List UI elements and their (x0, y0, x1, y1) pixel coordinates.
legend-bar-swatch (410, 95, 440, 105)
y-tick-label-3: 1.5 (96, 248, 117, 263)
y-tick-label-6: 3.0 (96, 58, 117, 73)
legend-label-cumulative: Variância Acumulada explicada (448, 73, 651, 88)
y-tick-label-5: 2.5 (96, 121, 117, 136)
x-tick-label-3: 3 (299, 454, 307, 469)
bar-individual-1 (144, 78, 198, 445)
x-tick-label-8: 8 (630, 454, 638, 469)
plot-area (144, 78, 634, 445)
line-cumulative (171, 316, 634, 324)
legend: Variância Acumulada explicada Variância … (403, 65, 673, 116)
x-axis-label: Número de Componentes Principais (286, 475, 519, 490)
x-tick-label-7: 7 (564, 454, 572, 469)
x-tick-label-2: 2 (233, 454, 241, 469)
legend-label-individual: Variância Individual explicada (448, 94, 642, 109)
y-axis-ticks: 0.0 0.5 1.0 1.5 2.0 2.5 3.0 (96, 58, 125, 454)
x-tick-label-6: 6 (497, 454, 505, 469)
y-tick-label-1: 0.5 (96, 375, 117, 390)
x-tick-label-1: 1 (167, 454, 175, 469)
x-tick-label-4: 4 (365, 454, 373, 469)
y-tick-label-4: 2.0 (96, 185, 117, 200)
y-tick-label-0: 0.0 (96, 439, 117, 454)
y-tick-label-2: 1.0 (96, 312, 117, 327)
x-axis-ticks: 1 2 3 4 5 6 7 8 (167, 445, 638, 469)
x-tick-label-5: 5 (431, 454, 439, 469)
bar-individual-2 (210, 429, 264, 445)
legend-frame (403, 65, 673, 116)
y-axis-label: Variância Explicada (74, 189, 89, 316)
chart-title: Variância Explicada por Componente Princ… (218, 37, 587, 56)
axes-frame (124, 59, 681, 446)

→ **Brief**:
Reproduce every line from the first down to the one containing "y-tick-label-4: 2.0 (96, 185, 117, 200)", replacing "Acumulada" with "Cumulativa" and leaving everything else unchanged.

→ **Solution**:
List UI elements and their (x0, y0, x1, y1) pixel coordinates.
legend-bar-swatch (410, 95, 440, 105)
y-tick-label-3: 1.5 (96, 248, 117, 263)
y-tick-label-6: 3.0 (96, 58, 117, 73)
legend-label-cumulative: Variância Cumulativa explicada (448, 73, 651, 88)
y-tick-label-5: 2.5 (96, 121, 117, 136)
x-tick-label-3: 3 (299, 454, 307, 469)
bar-individual-1 (144, 78, 198, 445)
x-tick-label-8: 8 (630, 454, 638, 469)
plot-area (144, 78, 634, 445)
line-cumulative (171, 316, 634, 324)
legend: Variância Cumulativa explicada Variância … (403, 65, 673, 116)
x-axis-label: Número de Componentes Principais (286, 475, 519, 490)
x-tick-label-7: 7 (564, 454, 572, 469)
x-tick-label-2: 2 (233, 454, 241, 469)
legend-label-individual: Variância Individual explicada (448, 94, 642, 109)
y-axis-ticks: 0.0 0.5 1.0 1.5 2.0 2.5 3.0 (96, 58, 125, 454)
x-tick-label-6: 6 (497, 454, 505, 469)
y-tick-label-1: 0.5 (96, 375, 117, 390)
x-tick-label-1: 1 (167, 454, 175, 469)
x-tick-label-4: 4 (365, 454, 373, 469)
y-tick-label-4: 2.0 (96, 185, 117, 200)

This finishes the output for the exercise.